→ Brano selezionato:
Percorso: Home 9 Rubriche 9 DI DIRITTO E DI ROVESCIO 9 È possibile dare dell’idiota ad un potente segretario di partito… e farla franca? Appunti sul diritto alla libera espressione del pensiero.

È possibile dare dell’idiota ad un potente segretario di partito… e farla franca? Appunti sul diritto alla libera espressione del pensiero.

5 Ago 18

A cura di Emilio Robotti

Se avrete pazienza di leggere fino in fondo questo articolo, scoprirete che, anche se la libertà di espressione del proprio pensiero ha dei limiti, qualche volta si può dare dell’idiota ad un segretario di partito, ottenendo ragione, almeno alla fine e con un po’ di fatica da un Giudice: per la precisione, la Corte Europea dei Diritti Umani (il link alla Sentenza qui).

→ Dati forniti:
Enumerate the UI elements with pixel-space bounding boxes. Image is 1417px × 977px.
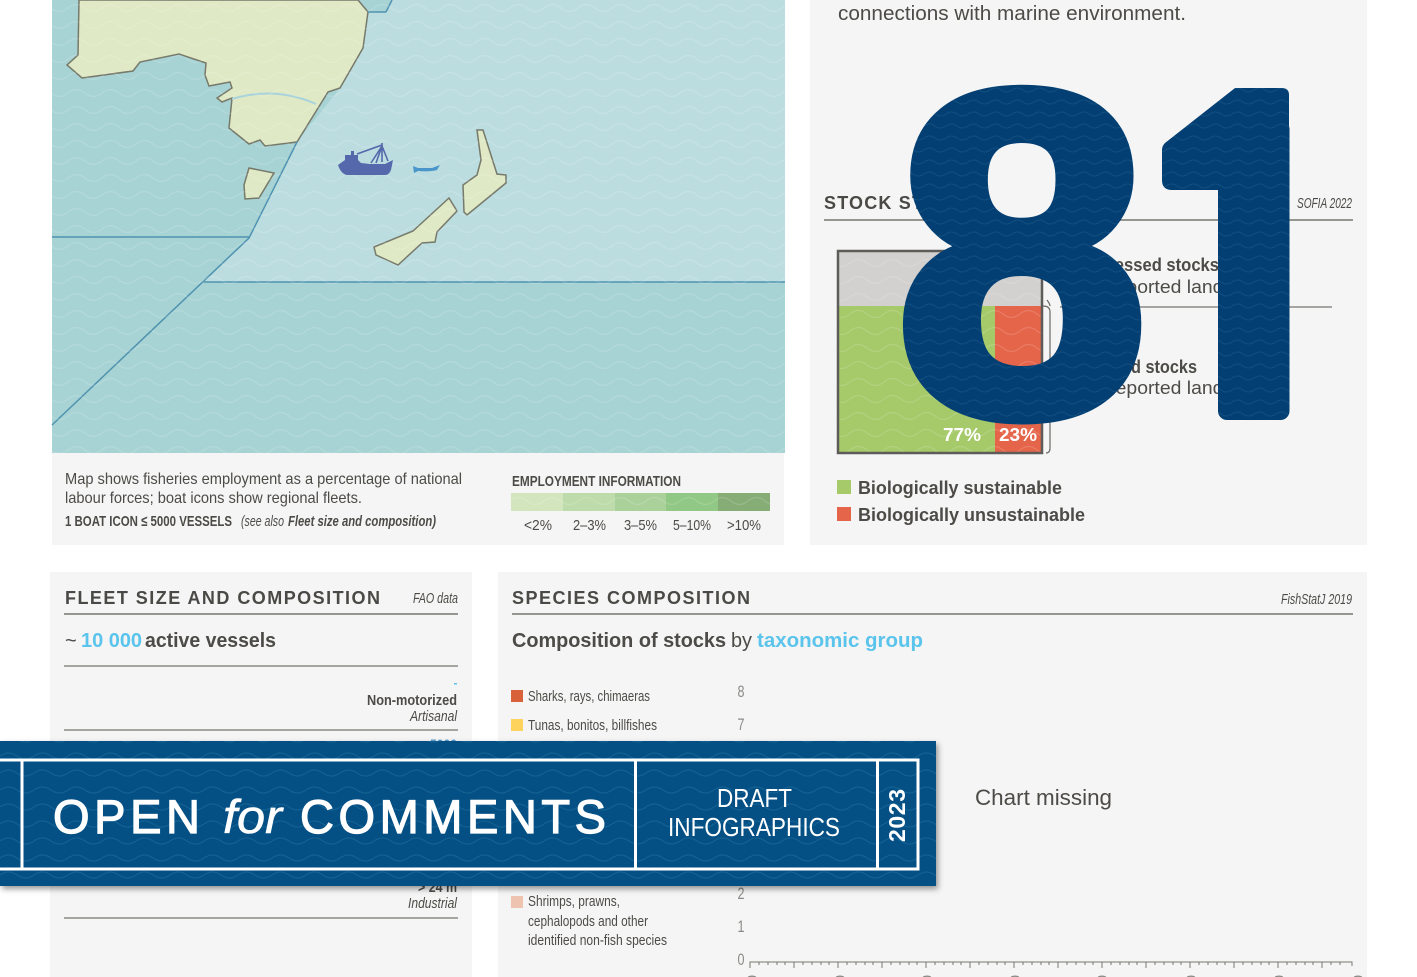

→ Istruzioni:
A. Secondo il brano sulla libertà di espressione, quale giudice ha dato ragione a chi ha dato dell'idiota a un segretario di partito?
B. Per favore, riprendi il brano sulla libertà di espressione e proseguilo dal punto in cui si ferma.
I dati non hanno alcun ruolo qui.

→ Risposte:
A. La Corte Europea dei Diritti Umani.

B.
 
Si tratta del caso del sig. Haider e del sig. Oberschlick, deciso alcuni anni fa.
 
Le presentazioni: il sig. Oberschlick, un combattivo giornalista ed opinionista austriaco; il sig. Haider, deceduto nel 2008, leader austriaco del partito FPO ed al tempo dei fatti governatore della Carinzia, nonché candidato alla cancelleria austriaca. Indubbiamente, il sig. Haider era un uomo di destra, come il partito di cui è stato segretario e che oggi fa parte della coalizione di governo in Austria. Un uomo discusso e per certi versi contraddittorio, che ha sempre strizzato l’occhio al passato nazista dell’Austria e della Germania senza mai ammetterlo pubblicamente in modo diretto ed esplicito, morto in un incidente alla guida di una di quelle auto sportive di cui era appassionato mentre in preda ai fumi dell’alcool correva… non importa, questa è un’altra storia e sarebbe una invasione della sfera personale oltre che un pettegolezzo.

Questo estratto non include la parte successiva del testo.